## Bounding box annotations:

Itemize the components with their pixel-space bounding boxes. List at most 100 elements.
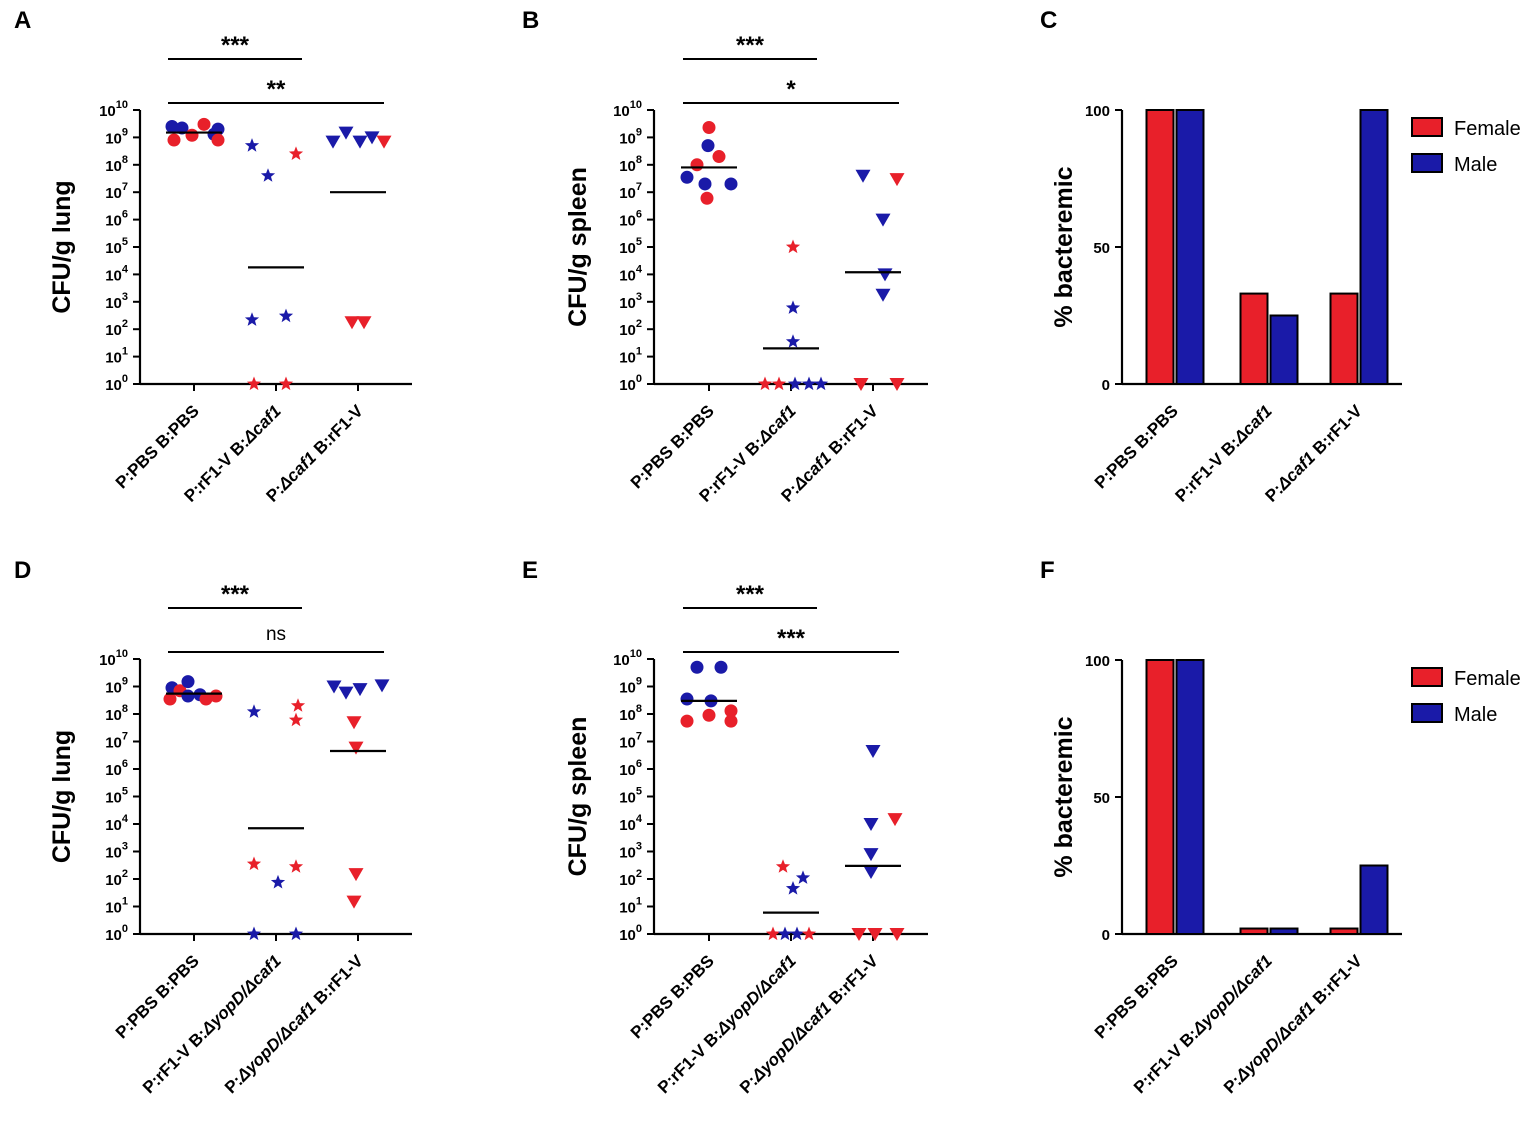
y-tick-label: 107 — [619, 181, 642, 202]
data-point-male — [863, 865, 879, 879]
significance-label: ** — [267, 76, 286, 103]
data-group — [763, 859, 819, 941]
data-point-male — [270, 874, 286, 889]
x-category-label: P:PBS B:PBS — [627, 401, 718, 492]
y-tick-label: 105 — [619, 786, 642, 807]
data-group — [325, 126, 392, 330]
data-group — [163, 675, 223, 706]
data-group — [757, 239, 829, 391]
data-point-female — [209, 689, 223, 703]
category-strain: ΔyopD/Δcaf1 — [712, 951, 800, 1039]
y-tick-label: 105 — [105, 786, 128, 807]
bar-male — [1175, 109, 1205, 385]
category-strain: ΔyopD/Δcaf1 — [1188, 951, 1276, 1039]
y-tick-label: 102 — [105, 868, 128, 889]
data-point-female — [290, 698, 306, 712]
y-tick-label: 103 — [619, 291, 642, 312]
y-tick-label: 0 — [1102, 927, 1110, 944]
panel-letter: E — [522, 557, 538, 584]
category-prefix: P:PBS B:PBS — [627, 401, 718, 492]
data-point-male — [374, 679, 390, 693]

## Aim of the task:
Quote every line of the rows above word for word, leaving out the pictures.

## Output below:
Itemize the components with their pixel-space bounding boxes. List at most 100 elements.
y-tick-label: 107 — [619, 181, 642, 202]
data-point-male — [863, 865, 879, 879]
significance-label: ** — [267, 76, 286, 103]
data-group — [763, 859, 819, 941]
data-point-male — [270, 874, 286, 889]
x-category-label: P:PBS B:PBS — [627, 401, 718, 492]
y-tick-label: 105 — [619, 786, 642, 807]
data-group — [325, 126, 392, 330]
data-group — [163, 675, 223, 706]
data-group — [757, 239, 829, 391]
data-point-female — [209, 689, 223, 703]
category-strain: ΔyopD/Δcaf1 — [712, 951, 800, 1039]
y-tick-label: 105 — [105, 786, 128, 807]
bar-male — [1175, 109, 1205, 385]
category-strain: ΔyopD/Δcaf1 — [1188, 951, 1276, 1039]
y-tick-label: 102 — [105, 868, 128, 889]
data-point-female — [290, 698, 306, 712]
y-tick-label: 103 — [619, 291, 642, 312]
y-tick-label: 0 — [1102, 927, 1110, 944]
panel-letter: E — [522, 557, 538, 584]
category-prefix: P:PBS B:PBS — [627, 401, 718, 492]
data-point-male — [374, 679, 390, 693]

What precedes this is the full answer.